↓

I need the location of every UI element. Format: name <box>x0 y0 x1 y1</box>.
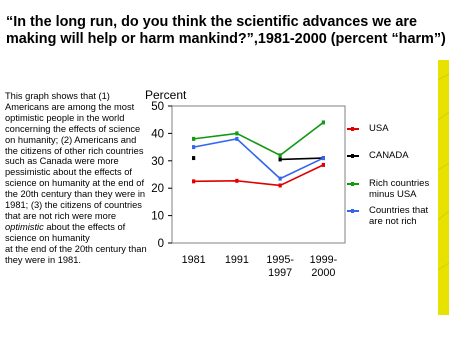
y-axis-label: Percent <box>145 88 187 102</box>
y-tick-label: 40 <box>151 128 164 141</box>
x-tick-label: 1995- <box>266 254 294 266</box>
data-point-rich-countries-minus-usa <box>235 131 238 135</box>
legend-label: USA <box>369 123 389 134</box>
data-point-rich-countries-minus-usa <box>279 153 282 157</box>
legend-label: CANADA <box>369 150 409 161</box>
y-tick-label: 10 <box>151 210 164 223</box>
data-point-usa <box>192 179 195 183</box>
legend-label: Countries that are not rich <box>369 205 429 227</box>
x-tick-label: 2000 <box>311 267 336 279</box>
y-tick-label: 20 <box>151 183 164 196</box>
y-tick-label: 0 <box>157 238 164 250</box>
data-point-countries-that-are-not-rich <box>235 137 238 141</box>
y-tick-label: 30 <box>151 155 164 168</box>
page-title: “In the long run, do you think the scientific advances we are making will help or harm mankind?”,1981-2000 (percent “harm”) <box>6 14 446 47</box>
legend-marker <box>351 182 354 186</box>
series-line-canada <box>280 158 323 159</box>
data-point-canada <box>192 156 195 160</box>
explanation-text-part-3: about the effects of science on humanity at the end of the 20th century than they were in 1981. <box>5 221 147 265</box>
legend-label: Rich countries minus USA <box>369 178 430 200</box>
data-point-countries-that-are-not-rich <box>192 145 195 149</box>
series-line-rich-countries-minus-usa <box>194 122 324 155</box>
x-tick-label: 1981 <box>181 254 206 266</box>
data-point-rich-countries-minus-usa <box>192 137 195 141</box>
data-point-usa <box>279 183 282 187</box>
legend-marker <box>351 127 354 131</box>
data-point-usa <box>235 179 238 183</box>
data-point-usa <box>322 163 325 167</box>
data-point-countries-that-are-not-rich <box>279 177 282 181</box>
x-tick-label: 1999- <box>309 254 338 266</box>
legend-swatch <box>347 210 359 212</box>
explanation-text-part-1: This graph shows that (1) Americans are among the most optimistic people in the world concerning the effects of science on humanity; (2) Americans and the citizens of other rich countries such as Canada were more pessimistic about the effects of science on humanity at the end of the 20th century than they were in 1981; (3) the citizens of countries that are not rich were more <box>5 91 148 221</box>
legend-marker <box>351 154 354 158</box>
explanation-text-italic: optimistic <box>5 221 44 232</box>
legend-swatch <box>347 128 359 130</box>
legend-swatch <box>347 155 359 157</box>
data-point-rich-countries-minus-usa <box>322 120 325 124</box>
data-point-canada <box>279 157 282 161</box>
data-point-countries-that-are-not-rich <box>322 156 325 160</box>
x-tick-label: 1997 <box>268 267 293 279</box>
y-tick-label: 50 <box>151 101 164 113</box>
x-tick-label: 1991 <box>224 254 249 266</box>
legend-marker <box>351 209 354 213</box>
legend-swatch <box>347 183 359 185</box>
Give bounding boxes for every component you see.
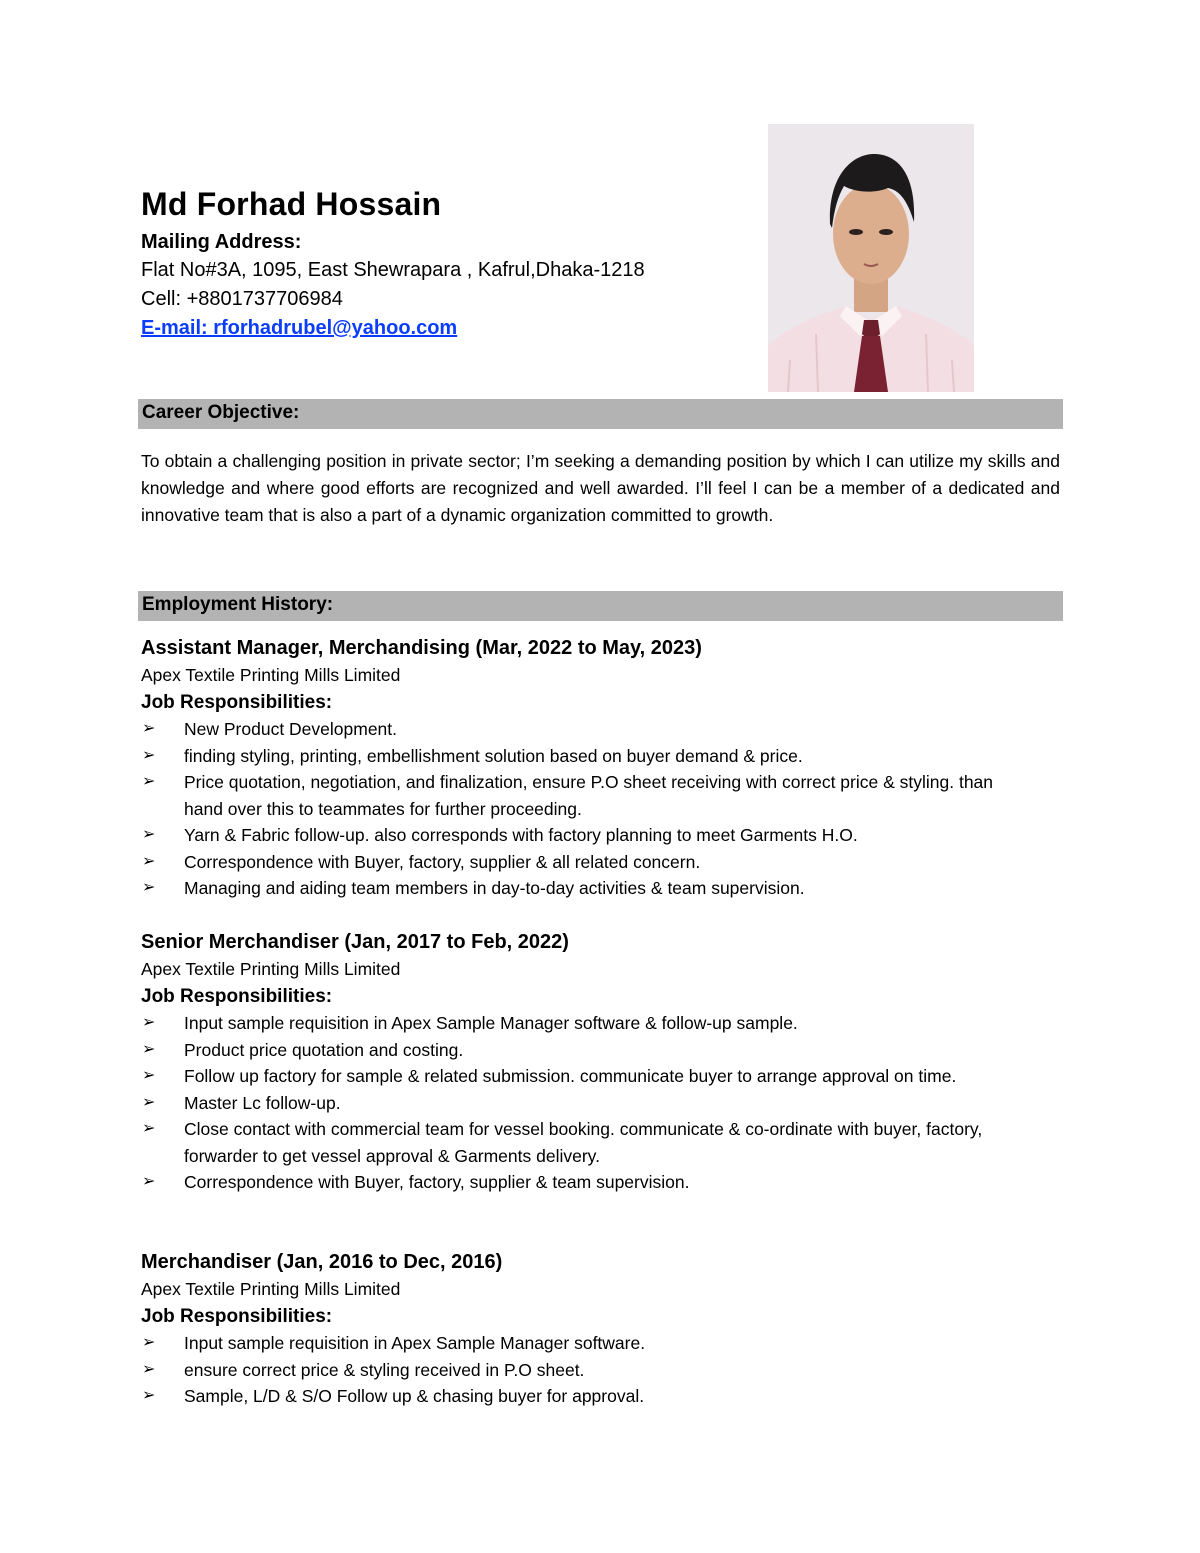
responsibility-text: Price quotation, negotiation, and finalization, ensure P.O sheet receiving with correct price & styling. than hand over this to teammates for further proceeding.	[184, 772, 994, 819]
responsibility-text: Yarn & Fabric follow-up. also corresponds with factory planning to meet Garments H.O.	[184, 825, 858, 845]
job-entry	[141, 634, 1061, 902]
career-objective-text: To obtain a challenging position in private sector; I’m seeking a demanding position by which I can utilize my skills and knowledge and where good efforts are recognized and well awarded. I’ll feel I can be a member of a dedicated and innovative team that is also a part of a dynamic organization committed to growth.	[141, 451, 1060, 525]
job-title: Senior Merchandiser (Jan, 2017 to Feb, 2022)	[141, 931, 569, 953]
responsibility-item	[141, 769, 1034, 822]
responsibility-text: New Product Development.	[184, 719, 398, 739]
arrow-bullet-icon: ➢	[142, 746, 156, 764]
responsibilities-label: Job Responsibilities:	[141, 986, 333, 1007]
responsibility-text: Follow up factory for sample & related submission. communicate buyer to arrange approval on time.	[184, 1066, 957, 1086]
arrow-bullet-icon: ➢	[142, 1093, 156, 1111]
arrow-bullet-icon: ➢	[142, 773, 156, 790]
arrow-bullet-icon: ➢	[142, 1173, 156, 1190]
arrow-bullet-icon: ➢	[142, 826, 156, 843]
responsibility-item	[141, 822, 1034, 849]
employment-history-heading: Employment History:	[142, 594, 334, 615]
email-link[interactable]: E-mail: rforhadrubel@yahoo.com	[141, 317, 458, 339]
arrow-bullet-icon: ➢	[142, 1334, 156, 1351]
job-entry	[141, 928, 1061, 1196]
cell-number: Cell: +8801737706984	[141, 288, 343, 310]
responsibility-text: Input sample requisition in Apex Sample Manager software & follow-up sample.	[184, 1013, 798, 1033]
responsibility-item	[141, 743, 1034, 770]
responsibility-list	[141, 1010, 1061, 1196]
career-objective-header	[138, 399, 1063, 429]
responsibility-text: Close contact with commercial team for vessel booking. communicate & co-ordinate with buyer, factory, forwarder to get vessel approval & Garments delivery.	[184, 1119, 983, 1166]
responsibility-text: finding styling, printing, embellishment solution based on buyer demand & price.	[184, 745, 803, 766]
responsibility-text: Managing and aiding team members in day-to-day activities & team supervision.	[184, 878, 805, 898]
arrow-bullet-icon: ➢	[142, 1387, 156, 1404]
candidate-name: Md Forhad Hossain	[141, 186, 442, 222]
responsibility-item	[141, 1383, 1034, 1410]
responsibility-item	[141, 1090, 1034, 1117]
responsibilities-label: Job Responsibilities:	[141, 692, 333, 713]
company-name: Apex Textile Printing Mills Limited	[141, 665, 401, 685]
arrow-bullet-icon: ➢	[142, 1040, 156, 1058]
mailing-address-label: Mailing Address:	[141, 231, 302, 253]
employment-history-header	[138, 591, 1063, 621]
responsibility-item	[141, 1357, 1034, 1384]
company-name: Apex Textile Printing Mills Limited	[141, 959, 401, 979]
responsibility-text: Correspondence with Buyer, factory, supplier & team supervision.	[184, 1172, 690, 1192]
arrow-bullet-icon: ➢	[142, 1067, 156, 1084]
profile-photo	[768, 124, 974, 392]
arrow-bullet-icon: ➢	[142, 720, 156, 737]
responsibility-item	[141, 1037, 1034, 1064]
arrow-bullet-icon: ➢	[142, 1120, 156, 1137]
responsibility-item	[141, 716, 1034, 743]
arrow-bullet-icon: ➢	[142, 1014, 156, 1031]
responsibility-list	[141, 1330, 1061, 1410]
responsibility-item	[141, 875, 1034, 902]
responsibility-item	[141, 849, 1034, 876]
responsibility-text: Correspondence with Buyer, factory, supplier & all related concern.	[184, 851, 701, 872]
arrow-bullet-icon: ➢	[142, 1360, 156, 1378]
job-entry	[141, 1248, 1061, 1410]
responsibility-item	[141, 1169, 1034, 1196]
responsibility-text: ensure correct price & styling received in P.O sheet.	[184, 1359, 585, 1380]
arrow-bullet-icon: ➢	[142, 879, 156, 896]
responsibilities-label: Job Responsibilities:	[141, 1306, 333, 1327]
portrait-image	[768, 124, 974, 392]
job-title: Merchandiser (Jan, 2016 to Dec, 2016)	[141, 1251, 503, 1273]
company-name: Apex Textile Printing Mills Limited	[141, 1279, 401, 1299]
career-objective-heading: Career Objective:	[142, 402, 300, 423]
responsibility-text: Sample, L/D & S/O Follow up & chasing buyer for approval.	[184, 1386, 645, 1406]
mailing-address: Flat No#3A, 1095, East Shewrapara , Kafrul,Dhaka-1218	[141, 259, 645, 281]
responsibility-item	[141, 1010, 1034, 1037]
responsibility-text: Master Lc follow-up.	[184, 1092, 341, 1113]
responsibility-text: Input sample requisition in Apex Sample Manager software.	[184, 1333, 646, 1353]
responsibility-item	[141, 1330, 1034, 1357]
responsibility-text: Product price quotation and costing.	[184, 1039, 464, 1060]
responsibility-item	[141, 1116, 1034, 1169]
arrow-bullet-icon: ➢	[142, 852, 156, 870]
responsibility-list	[141, 716, 1061, 902]
responsibility-item	[141, 1063, 1034, 1090]
job-title: Assistant Manager, Merchandising (Mar, 2022 to May, 2023)	[141, 637, 702, 659]
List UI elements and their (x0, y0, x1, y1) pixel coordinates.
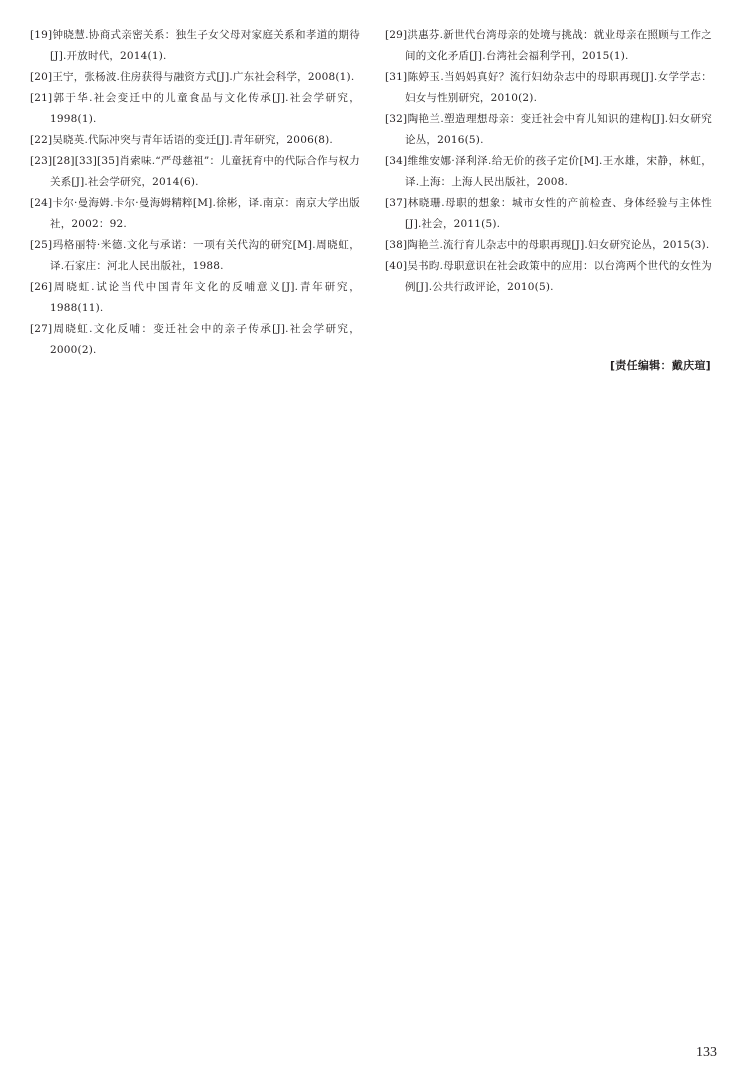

↑

* **EXERCISE DIRECTIONS**: Please put the rows from the line with "responsibility-text: Price quotation, negotiation, and" up to and including the line with "634, 1061, 902]" into a numbered list, leaving out any blank lines.

* **THE ANSWER**:
1. responsibility-text: Price quotation, negotiation, and finalization, ensure P.O sheet receiving with correct price & styling. than hand over this to teammates for further proceeding.	[184, 772, 994, 819]
2. responsibility-text: Yarn & Fabric follow-up. also corresponds with factory planning to meet Garments H.O.	[184, 825, 858, 845]
3. job-entry	[141, 634, 1061, 902]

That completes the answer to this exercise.